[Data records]
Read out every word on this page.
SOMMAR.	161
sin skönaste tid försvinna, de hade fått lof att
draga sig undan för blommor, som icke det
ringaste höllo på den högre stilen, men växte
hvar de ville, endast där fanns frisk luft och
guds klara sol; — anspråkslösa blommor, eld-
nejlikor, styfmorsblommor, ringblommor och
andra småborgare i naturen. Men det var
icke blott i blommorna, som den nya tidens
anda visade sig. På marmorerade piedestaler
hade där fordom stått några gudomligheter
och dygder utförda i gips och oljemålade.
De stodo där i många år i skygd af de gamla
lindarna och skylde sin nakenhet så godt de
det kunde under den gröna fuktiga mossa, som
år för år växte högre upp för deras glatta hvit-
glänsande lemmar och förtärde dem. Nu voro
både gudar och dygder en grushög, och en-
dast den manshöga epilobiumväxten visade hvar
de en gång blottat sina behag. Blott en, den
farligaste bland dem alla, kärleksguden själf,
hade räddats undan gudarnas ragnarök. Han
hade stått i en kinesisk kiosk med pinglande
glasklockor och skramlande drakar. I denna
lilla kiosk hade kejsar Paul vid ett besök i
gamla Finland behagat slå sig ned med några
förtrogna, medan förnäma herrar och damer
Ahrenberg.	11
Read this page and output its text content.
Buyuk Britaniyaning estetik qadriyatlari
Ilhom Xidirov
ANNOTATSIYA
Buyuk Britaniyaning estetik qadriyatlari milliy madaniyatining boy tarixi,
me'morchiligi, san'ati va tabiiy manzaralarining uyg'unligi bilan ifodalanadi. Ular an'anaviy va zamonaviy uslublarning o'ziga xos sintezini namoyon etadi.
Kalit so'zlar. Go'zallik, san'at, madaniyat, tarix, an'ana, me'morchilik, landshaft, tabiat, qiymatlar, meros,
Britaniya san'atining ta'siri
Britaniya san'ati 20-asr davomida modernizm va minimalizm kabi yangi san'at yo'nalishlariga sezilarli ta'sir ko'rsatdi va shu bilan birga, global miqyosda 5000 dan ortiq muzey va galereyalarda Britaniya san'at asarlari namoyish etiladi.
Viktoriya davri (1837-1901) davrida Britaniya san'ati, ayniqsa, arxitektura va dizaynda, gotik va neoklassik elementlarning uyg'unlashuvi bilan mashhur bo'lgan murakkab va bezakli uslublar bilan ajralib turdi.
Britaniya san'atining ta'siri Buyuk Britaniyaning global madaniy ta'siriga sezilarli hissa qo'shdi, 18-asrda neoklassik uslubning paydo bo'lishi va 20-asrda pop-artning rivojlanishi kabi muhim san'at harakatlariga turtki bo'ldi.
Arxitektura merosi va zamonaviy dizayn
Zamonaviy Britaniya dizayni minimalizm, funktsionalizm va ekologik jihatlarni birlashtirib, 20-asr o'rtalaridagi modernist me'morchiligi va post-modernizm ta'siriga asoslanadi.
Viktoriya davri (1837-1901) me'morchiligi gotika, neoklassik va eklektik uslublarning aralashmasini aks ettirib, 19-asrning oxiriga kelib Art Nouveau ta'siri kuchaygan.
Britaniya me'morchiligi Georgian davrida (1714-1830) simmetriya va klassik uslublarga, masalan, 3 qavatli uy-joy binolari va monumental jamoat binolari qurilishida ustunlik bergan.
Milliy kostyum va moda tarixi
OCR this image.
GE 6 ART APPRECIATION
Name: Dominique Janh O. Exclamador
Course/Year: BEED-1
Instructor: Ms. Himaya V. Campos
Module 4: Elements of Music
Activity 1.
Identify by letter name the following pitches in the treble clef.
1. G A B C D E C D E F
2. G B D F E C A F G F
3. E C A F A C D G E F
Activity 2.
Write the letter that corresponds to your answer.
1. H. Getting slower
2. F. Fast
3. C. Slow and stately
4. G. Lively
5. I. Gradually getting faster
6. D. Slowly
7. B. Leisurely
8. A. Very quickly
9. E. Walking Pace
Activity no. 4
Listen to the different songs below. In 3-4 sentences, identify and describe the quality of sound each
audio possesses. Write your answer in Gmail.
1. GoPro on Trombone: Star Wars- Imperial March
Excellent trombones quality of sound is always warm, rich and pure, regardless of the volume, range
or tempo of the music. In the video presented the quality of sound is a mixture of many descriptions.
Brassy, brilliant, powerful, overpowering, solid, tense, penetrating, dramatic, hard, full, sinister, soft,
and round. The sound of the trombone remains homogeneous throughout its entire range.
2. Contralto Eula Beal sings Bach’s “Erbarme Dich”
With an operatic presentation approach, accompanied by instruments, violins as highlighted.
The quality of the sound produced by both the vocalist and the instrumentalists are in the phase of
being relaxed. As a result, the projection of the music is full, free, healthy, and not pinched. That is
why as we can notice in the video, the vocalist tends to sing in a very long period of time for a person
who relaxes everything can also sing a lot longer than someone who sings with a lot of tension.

_Work to be completed_
Identify all lines where the word "Buyuk" shows up. Copy them.

_Problem solution_
Buyuk Britaniyaning estetik qadriyatlari
Buyuk Britaniyaning estetik qadriyatlari milliy madaniyatining boy tarixi,
Britaniya san'atining ta'siri Buyuk Britaniyaning global madaniy ta'siriga sezilarli hissa qo'shdi, 18-asrda neoklassik uslubning paydo bo'lishi va 20-asrda pop-artning rivojlanishi kabi muhim san'at harakatlariga turtki bo'ldi.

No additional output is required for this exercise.